Stored items:

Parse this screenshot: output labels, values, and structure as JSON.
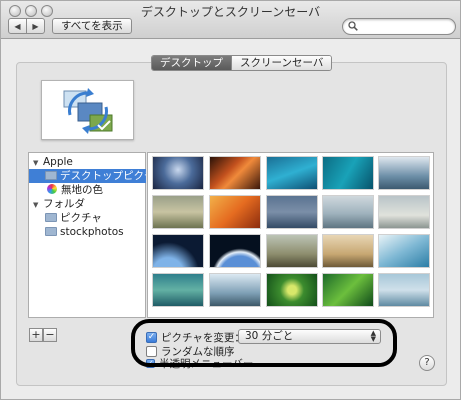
{
  "window": {
    "title": "デスクトップとスクリーンセーバ"
  },
  "toolbar": {
    "show_all": "すべてを表示",
    "search_placeholder": ""
  },
  "tabs": [
    {
      "label": "デスクトップ",
      "active": true
    },
    {
      "label": "スクリーンセーバ",
      "active": false
    }
  ],
  "sidebar": {
    "groups": [
      {
        "label": "Apple",
        "items": [
          "デスクトップピクチャ",
          "無地の色"
        ]
      },
      {
        "label": "フォルダ",
        "items": [
          "ピクチャ",
          "stockphotos"
        ]
      }
    ],
    "selected": "デスクトップピクチャ"
  },
  "controls": {
    "add": "+",
    "remove": "−",
    "change_picture_label": "ピクチャを変更：",
    "change_picture_checked": true,
    "interval": "30 分ごと",
    "random_label": "ランダムな順序",
    "random_checked": false,
    "partially_hidden_label": "半透明メニューバー",
    "help": "?"
  },
  "colors": {
    "selection": "#3f7fd6",
    "oval": "#000000"
  }
}
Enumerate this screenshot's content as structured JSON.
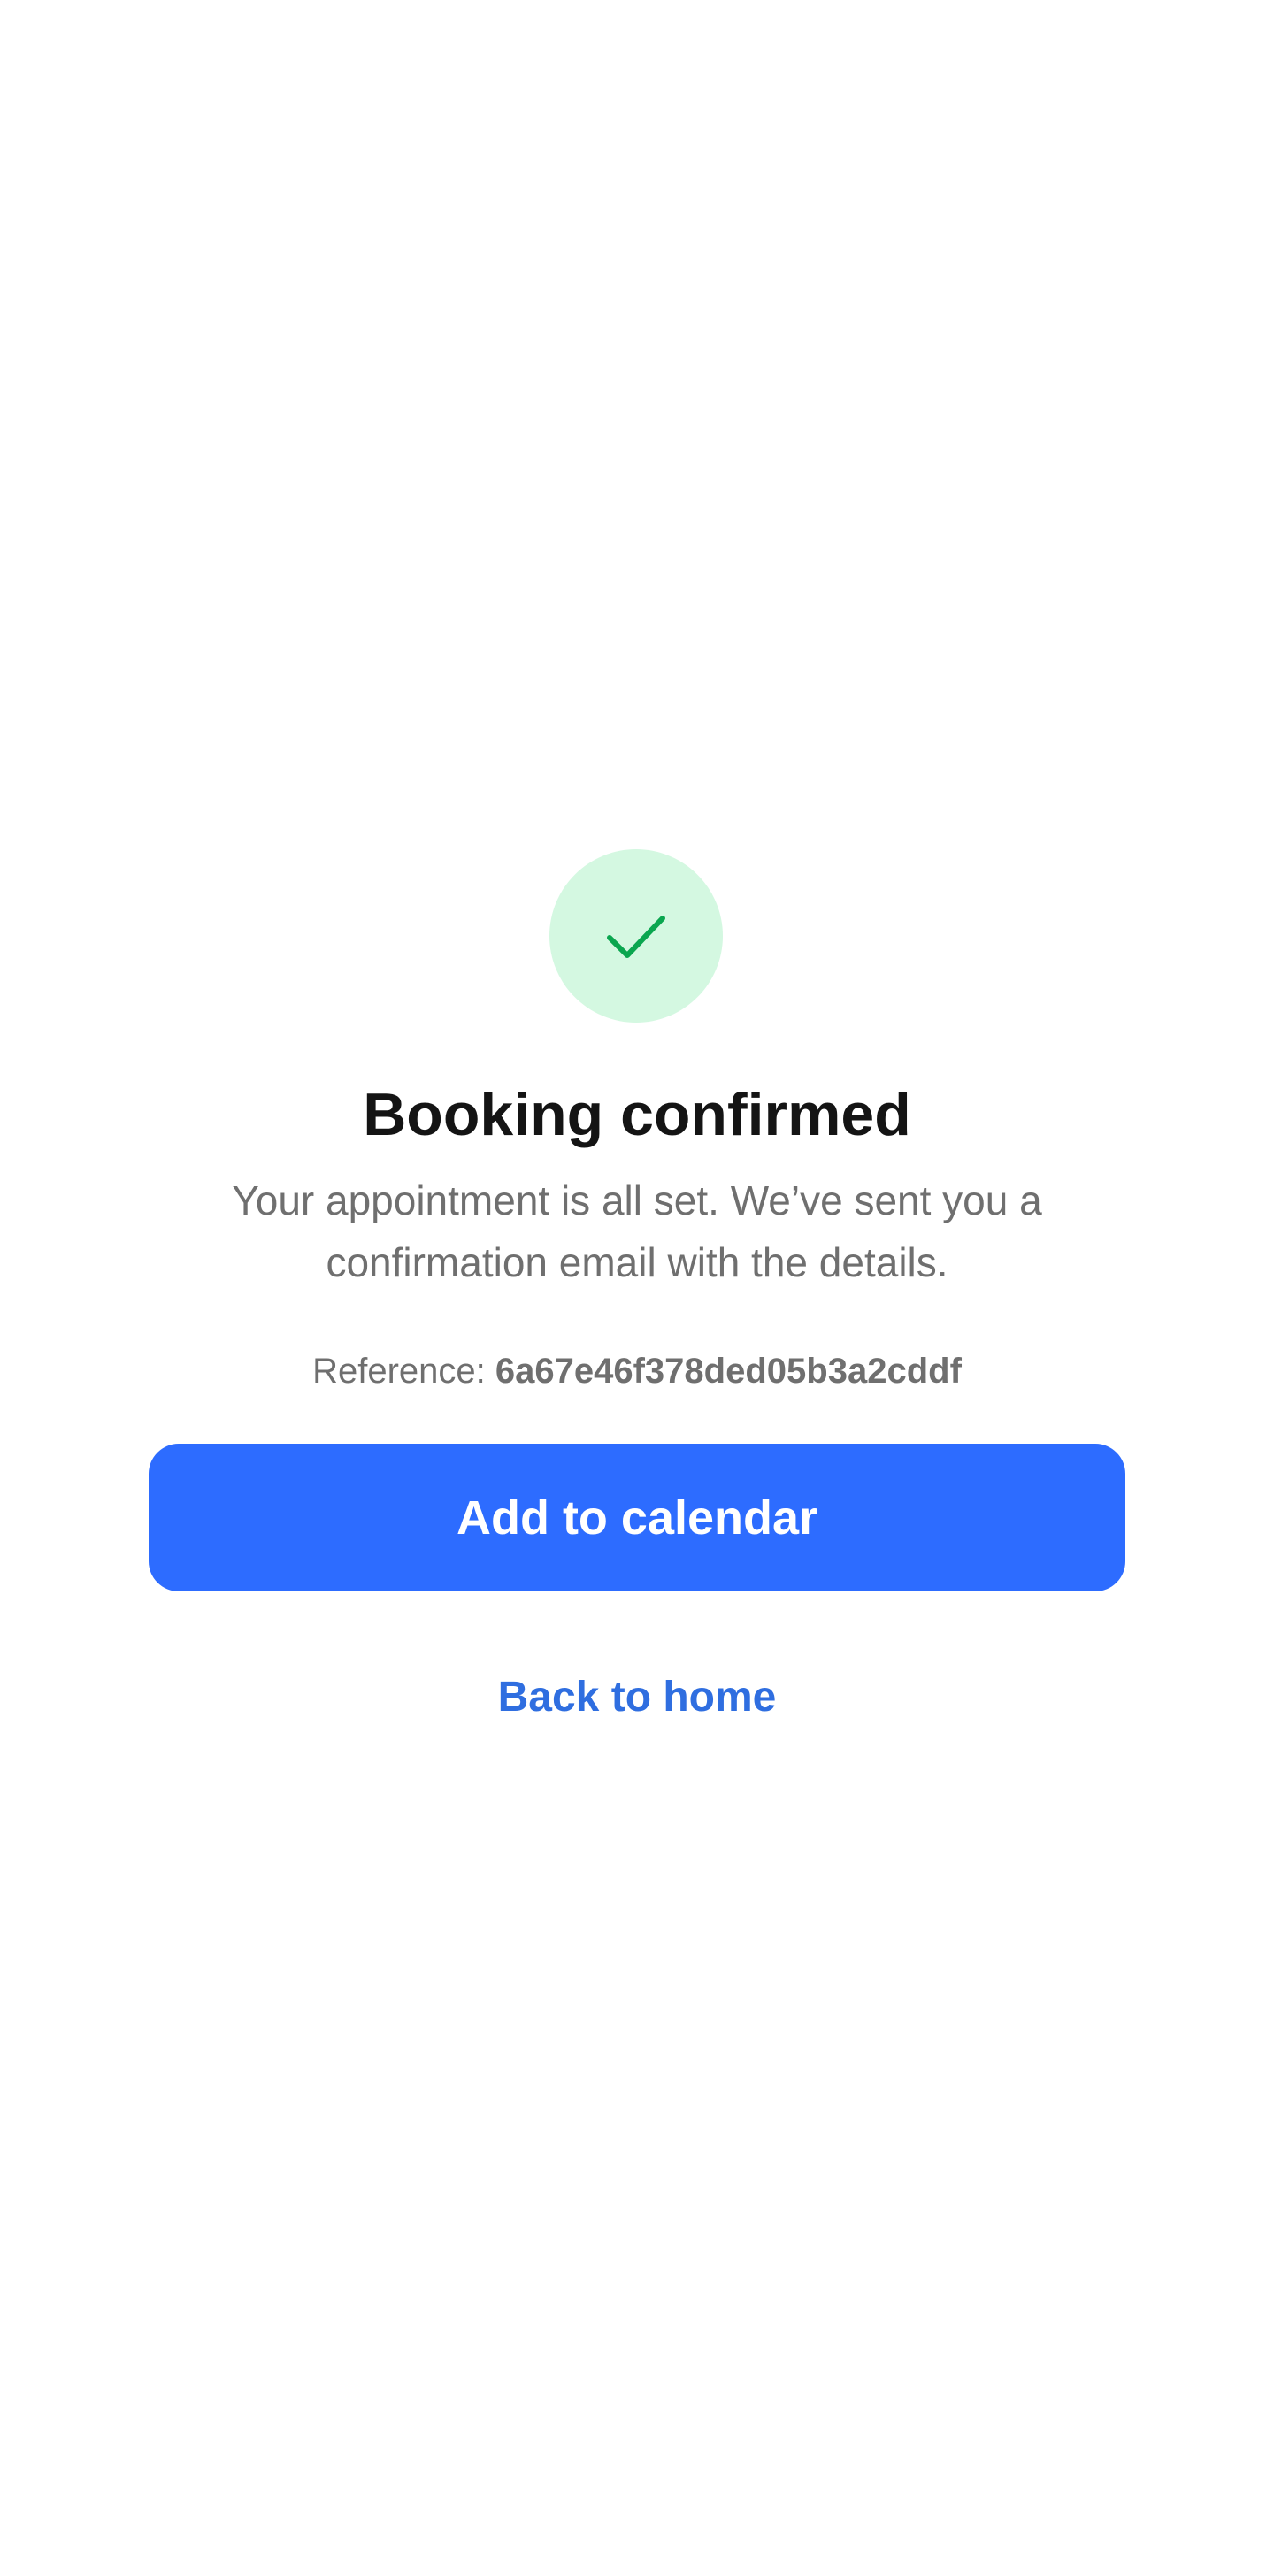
{
  "confirmation": {
    "icon": "checkmark-icon",
    "title": "Booking confirmed",
    "message": "Your appointment is all set. We’ve sent you a confirmation email with the details.",
    "reference_label": "Reference:",
    "reference_value": "6a67e46f378ded05b3a2cddf"
  },
  "actions": {
    "primary_label": "Add to calendar",
    "secondary_label": "Back to home"
  },
  "colors": {
    "primary": "#2d6cff",
    "link": "#2f6ee0",
    "success_bg": "#d4f8e1",
    "success_check": "#0aa64f",
    "title_text": "#141414",
    "muted_text": "#6f6f6f"
  }
}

» WHAT YOU ARE ASKED TO DO
Every record above should be written out again without change, except that the pictures are left out.

» EXERCISE ANSWER
Parse this screenshot: output labels, values, and structure as JSON.
{
  "window": {
    "title": "デスクトップとスクリーンセーバ"
  },
  "toolbar": {
    "show_all": "すべてを表示",
    "search_placeholder": ""
  },
  "tabs": [
    {
      "label": "デスクトップ",
      "active": true
    },
    {
      "label": "スクリーンセーバ",
      "active": false
    }
  ],
  "sidebar": {
    "groups": [
      {
        "label": "Apple",
        "items": [
          "デスクトップピクチャ",
          "無地の色"
        ]
      },
      {
        "label": "フォルダ",
        "items": [
          "ピクチャ",
          "stockphotos"
        ]
      }
    ],
    "selected": "デスクトップピクチャ"
  },
  "controls": {
    "add": "+",
    "remove": "−",
    "change_picture_label": "ピクチャを変更：",
    "change_picture_checked": true,
    "interval": "30 分ごと",
    "random_label": "ランダムな順序",
    "random_checked": false,
    "partially_hidden_label": "半透明メニューバー",
    "help": "?"
  },
  "colors": {
    "selection": "#3f7fd6",
    "oval": "#000000"
  }
}
Enumerate this screenshot's content as structured JSON.
{
  "confirmation": {
    "icon": "checkmark-icon",
    "title": "Booking confirmed",
    "message": "Your appointment is all set. We’ve sent you a confirmation email with the details.",
    "reference_label": "Reference:",
    "reference_value": "6a67e46f378ded05b3a2cddf"
  },
  "actions": {
    "primary_label": "Add to calendar",
    "secondary_label": "Back to home"
  },
  "colors": {
    "primary": "#2d6cff",
    "link": "#2f6ee0",
    "success_bg": "#d4f8e1",
    "success_check": "#0aa64f",
    "title_text": "#141414",
    "muted_text": "#6f6f6f"
  }
}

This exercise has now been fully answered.